[Recorded data]

# # # # # # #

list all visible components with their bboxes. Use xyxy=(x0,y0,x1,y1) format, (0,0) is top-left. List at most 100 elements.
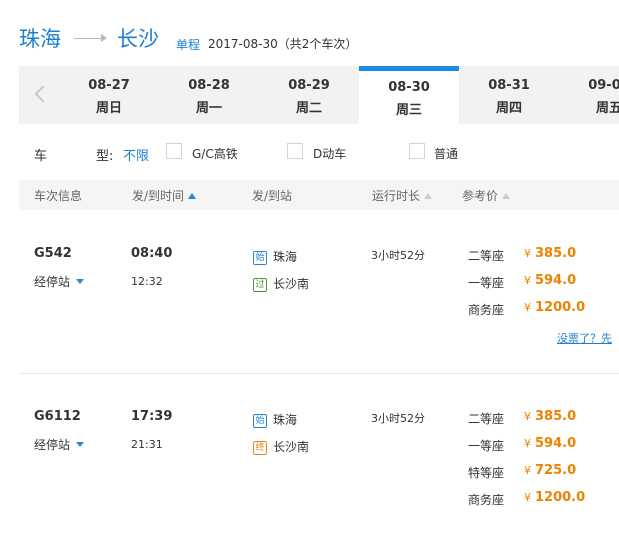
to-city: 长沙 xyxy=(117,27,159,51)
date-tab-0831[interactable]: 08-31 周四 xyxy=(459,66,559,124)
start-station-icon: 始 xyxy=(253,414,267,428)
trip-date-summary: 2017-08-30（共2个车次） xyxy=(208,37,358,51)
stops-dropdown[interactable]: 经停站 xyxy=(34,436,85,453)
seat-price: ¥594.0 xyxy=(524,436,576,451)
col-time-label: 发/到时间 xyxy=(132,189,185,203)
date-tab-date: 08-27 xyxy=(88,78,130,93)
from-station: 始珠海 xyxy=(253,246,297,265)
filter-label-a: 车 xyxy=(34,149,48,164)
duration: 3小时52分 xyxy=(371,412,425,425)
col-duration-sort[interactable]: 运行时长 xyxy=(372,187,433,204)
price-value: 725.0 xyxy=(535,463,577,478)
checkbox-d-label: D动车 xyxy=(313,147,347,161)
sort-up-icon xyxy=(188,193,197,199)
col-duration-label: 运行时长 xyxy=(372,189,421,203)
sort-up-icon xyxy=(424,193,433,199)
price-value: 594.0 xyxy=(535,436,577,451)
to-station: 终长沙南 xyxy=(253,436,309,455)
from-city: 珠海 xyxy=(19,27,61,51)
station-name: 珠海 xyxy=(273,250,298,264)
no-ticket-link[interactable]: 没票了？先 xyxy=(557,330,619,346)
col-train-info: 车次信息 xyxy=(34,189,83,203)
date-tab-0901[interactable]: 09-01 周五 xyxy=(559,66,619,124)
date-tab-weekday: 周一 xyxy=(195,101,222,116)
depart-time: 17:39 xyxy=(131,409,173,424)
depart-time: 08:40 xyxy=(131,246,173,261)
stops-dropdown[interactable]: 经停站 xyxy=(34,273,85,290)
station-name: 长沙南 xyxy=(273,440,310,454)
date-tab-date: 08-30 xyxy=(388,80,430,95)
seat-type: 商务座 xyxy=(468,303,505,317)
stops-label: 经停站 xyxy=(34,438,71,452)
date-tab-date: 09-01 xyxy=(588,78,619,93)
col-station: 发/到站 xyxy=(252,189,293,203)
seat-type: 二等座 xyxy=(468,249,505,263)
checkbox-gc-label: G/C高铁 xyxy=(192,147,238,161)
chevron-left-icon[interactable] xyxy=(19,66,63,124)
date-tab-date: 08-29 xyxy=(288,78,330,93)
seat-price: ¥725.0 xyxy=(524,463,576,478)
seat-type: 商务座 xyxy=(468,493,505,507)
seat-price: ¥385.0 xyxy=(524,409,576,424)
currency-symbol: ¥ xyxy=(524,410,531,423)
currency-symbol: ¥ xyxy=(524,491,531,504)
column-header: 车次信息 发/到时间 发/到站 运行时长 参考价 xyxy=(19,180,619,210)
caret-down-icon xyxy=(76,442,85,447)
date-tab-weekday: 周日 xyxy=(95,101,122,116)
date-selector: 08-27 周日 08-28 周一 08-29 周二 08-30 周三 08-3… xyxy=(19,66,619,124)
seat-price: ¥594.0 xyxy=(524,273,576,288)
currency-symbol: ¥ xyxy=(524,437,531,450)
train-number[interactable]: G6112 xyxy=(34,409,81,424)
currency-symbol: ¥ xyxy=(524,464,531,477)
sort-up-icon xyxy=(502,193,511,199)
checkbox-normal-label: 普通 xyxy=(434,147,459,161)
date-tab-date: 08-31 xyxy=(488,78,530,93)
date-tab-0829[interactable]: 08-29 周二 xyxy=(259,66,359,124)
arrive-time: 12:32 xyxy=(131,275,163,288)
date-tab-0830[interactable]: 08-30 周三 xyxy=(359,66,459,124)
price-value: 1200.0 xyxy=(535,300,586,315)
filter-label-b: 型: xyxy=(96,149,114,164)
trip-type: 单程 xyxy=(176,38,201,52)
currency-symbol: ¥ xyxy=(524,301,531,314)
seat-type: 特等座 xyxy=(468,466,505,480)
date-tab-weekday: 周五 xyxy=(595,101,619,116)
col-time-sort[interactable]: 发/到时间 xyxy=(132,187,197,204)
price-value: 385.0 xyxy=(535,409,577,424)
date-tab-weekday: 周二 xyxy=(295,101,322,116)
col-price-sort[interactable]: 参考价 xyxy=(462,187,511,204)
checkbox-gc[interactable] xyxy=(166,143,182,159)
price-value: 385.0 xyxy=(535,246,577,261)
caret-down-icon xyxy=(76,279,85,284)
price-value: 594.0 xyxy=(535,273,577,288)
arrive-time: 21:31 xyxy=(131,438,163,451)
seat-price: ¥385.0 xyxy=(524,246,576,261)
date-tab-date: 08-28 xyxy=(188,78,230,93)
seat-type: 一等座 xyxy=(468,439,505,453)
checkbox-normal[interactable] xyxy=(409,143,425,159)
pass-station-icon: 过 xyxy=(253,278,267,292)
currency-symbol: ¥ xyxy=(524,247,531,260)
filter-type-any[interactable]: 不限 xyxy=(123,145,149,164)
seat-price: ¥1200.0 xyxy=(524,300,585,315)
currency-symbol: ¥ xyxy=(524,274,531,287)
date-tab-weekday: 周四 xyxy=(495,101,522,116)
train-number[interactable]: G542 xyxy=(34,246,72,261)
seat-type: 二等座 xyxy=(468,412,505,426)
station-name: 珠海 xyxy=(273,413,298,427)
from-station: 始珠海 xyxy=(253,409,297,428)
row-divider xyxy=(19,373,619,374)
end-station-icon: 终 xyxy=(253,441,267,455)
col-price-label: 参考价 xyxy=(462,189,499,203)
price-value: 1200.0 xyxy=(535,490,586,505)
start-station-icon: 始 xyxy=(253,251,267,265)
date-tab-0828[interactable]: 08-28 周一 xyxy=(159,66,259,124)
route-arrow-icon xyxy=(101,34,107,42)
route-arrow-line xyxy=(74,38,104,39)
to-station: 过长沙南 xyxy=(253,273,309,292)
seat-price: ¥1200.0 xyxy=(524,490,585,505)
stops-label: 经停站 xyxy=(34,275,71,289)
checkbox-d[interactable] xyxy=(287,143,303,159)
seat-type: 一等座 xyxy=(468,276,505,290)
date-tab-0827[interactable]: 08-27 周日 xyxy=(59,66,159,124)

# # # # # # #

## Exercise
Rewrite the recorded data with every instance of "seat-price" replaced by "ticket-price", keeping all other text unchanged. Omit the pictures from your answer.

## Solved problem
list all visible components with their bboxes. Use xyxy=(x0,y0,x1,y1) format, (0,0) is top-left. List at most 100 elements.
to-city: 长沙 xyxy=(117,27,159,51)
date-tab-0831[interactable]: 08-31 周四 xyxy=(459,66,559,124)
start-station-icon: 始 xyxy=(253,414,267,428)
trip-date-summary: 2017-08-30（共2个车次） xyxy=(208,37,358,51)
stops-dropdown[interactable]: 经停站 xyxy=(34,436,85,453)
ticket-price: ¥594.0 xyxy=(524,436,576,451)
col-time-label: 发/到时间 xyxy=(132,189,185,203)
date-tab-date: 08-27 xyxy=(88,78,130,93)
from-station: 始珠海 xyxy=(253,246,297,265)
filter-label-a: 车 xyxy=(34,149,48,164)
duration: 3小时52分 xyxy=(371,412,425,425)
col-duration-sort[interactable]: 运行时长 xyxy=(372,187,433,204)
price-value: 725.0 xyxy=(535,463,577,478)
checkbox-d-label: D动车 xyxy=(313,147,347,161)
sort-up-icon xyxy=(188,193,197,199)
col-duration-label: 运行时长 xyxy=(372,189,421,203)
sort-up-icon xyxy=(424,193,433,199)
price-value: 594.0 xyxy=(535,436,577,451)
to-station: 终长沙南 xyxy=(253,436,309,455)
from-city: 珠海 xyxy=(19,27,61,51)
station-name: 珠海 xyxy=(273,250,298,264)
no-ticket-link[interactable]: 没票了？先 xyxy=(557,330,619,346)
col-train-info: 车次信息 xyxy=(34,189,83,203)
date-tab-0901[interactable]: 09-01 周五 xyxy=(559,66,619,124)
date-tab-weekday: 周一 xyxy=(195,101,222,116)
depart-time: 17:39 xyxy=(131,409,173,424)
depart-time: 08:40 xyxy=(131,246,173,261)
stops-dropdown[interactable]: 经停站 xyxy=(34,273,85,290)
station-name: 长沙南 xyxy=(273,440,310,454)
date-tab-date: 08-30 xyxy=(388,80,430,95)
seat-type: 商务座 xyxy=(468,303,505,317)
stops-label: 经停站 xyxy=(34,438,71,452)
date-tab-date: 09-01 xyxy=(588,78,619,93)
col-station: 发/到站 xyxy=(252,189,293,203)
seat-type: 二等座 xyxy=(468,249,505,263)
checkbox-gc-label: G/C高铁 xyxy=(192,147,238,161)
chevron-left-icon[interactable] xyxy=(19,66,63,124)
date-tab-date: 08-29 xyxy=(288,78,330,93)
ticket-price: ¥725.0 xyxy=(524,463,576,478)
seat-type: 商务座 xyxy=(468,493,505,507)
ticket-price: ¥385.0 xyxy=(524,409,576,424)
currency-symbol: ¥ xyxy=(524,410,531,423)
currency-symbol: ¥ xyxy=(524,491,531,504)
column-header: 车次信息 发/到时间 发/到站 运行时长 参考价 xyxy=(19,180,619,210)
caret-down-icon xyxy=(76,442,85,447)
date-tab-weekday: 周日 xyxy=(95,101,122,116)
date-selector: 08-27 周日 08-28 周一 08-29 周二 08-30 周三 08-3… xyxy=(19,66,619,124)
ticket-price: ¥594.0 xyxy=(524,273,576,288)
currency-symbol: ¥ xyxy=(524,437,531,450)
train-number[interactable]: G6112 xyxy=(34,409,81,424)
currency-symbol: ¥ xyxy=(524,464,531,477)
sort-up-icon xyxy=(502,193,511,199)
checkbox-normal-label: 普通 xyxy=(434,147,459,161)
date-tab-date: 08-31 xyxy=(488,78,530,93)
date-tab-0829[interactable]: 08-29 周二 xyxy=(259,66,359,124)
arrive-time: 12:32 xyxy=(131,275,163,288)
date-tab-0830[interactable]: 08-30 周三 xyxy=(359,66,459,124)
price-value: 1200.0 xyxy=(535,300,586,315)
filter-label-b: 型: xyxy=(96,149,114,164)
trip-type: 单程 xyxy=(176,38,201,52)
currency-symbol: ¥ xyxy=(524,301,531,314)
seat-type: 特等座 xyxy=(468,466,505,480)
date-tab-weekday: 周五 xyxy=(595,101,619,116)
col-time-sort[interactable]: 发/到时间 xyxy=(132,187,197,204)
price-value: 385.0 xyxy=(535,409,577,424)
date-tab-weekday: 周二 xyxy=(295,101,322,116)
col-price-sort[interactable]: 参考价 xyxy=(462,187,511,204)
checkbox-gc[interactable] xyxy=(166,143,182,159)
price-value: 385.0 xyxy=(535,246,577,261)
caret-down-icon xyxy=(76,279,85,284)
price-value: 594.0 xyxy=(535,273,577,288)
arrive-time: 21:31 xyxy=(131,438,163,451)
ticket-price: ¥385.0 xyxy=(524,246,576,261)
date-tab-date: 08-28 xyxy=(188,78,230,93)
seat-type: 一等座 xyxy=(468,439,505,453)
checkbox-normal[interactable] xyxy=(409,143,425,159)
pass-station-icon: 过 xyxy=(253,278,267,292)
currency-symbol: ¥ xyxy=(524,247,531,260)
filter-type-any[interactable]: 不限 xyxy=(123,145,149,164)
ticket-price: ¥1200.0 xyxy=(524,300,585,315)
currency-symbol: ¥ xyxy=(524,274,531,287)
date-tab-weekday: 周四 xyxy=(495,101,522,116)
train-number[interactable]: G542 xyxy=(34,246,72,261)
seat-type: 二等座 xyxy=(468,412,505,426)
station-name: 珠海 xyxy=(273,413,298,427)
from-station: 始珠海 xyxy=(253,409,297,428)
row-divider xyxy=(19,373,619,374)
end-station-icon: 终 xyxy=(253,441,267,455)
col-price-label: 参考价 xyxy=(462,189,499,203)
price-value: 1200.0 xyxy=(535,490,586,505)
start-station-icon: 始 xyxy=(253,251,267,265)
date-tab-0828[interactable]: 08-28 周一 xyxy=(159,66,259,124)
route-arrow-icon xyxy=(101,34,107,42)
route-arrow-line xyxy=(74,38,104,39)
to-station: 过长沙南 xyxy=(253,273,309,292)
ticket-price: ¥1200.0 xyxy=(524,490,585,505)
stops-label: 经停站 xyxy=(34,275,71,289)
checkbox-d[interactable] xyxy=(287,143,303,159)
seat-type: 一等座 xyxy=(468,276,505,290)
date-tab-0827[interactable]: 08-27 周日 xyxy=(59,66,159,124)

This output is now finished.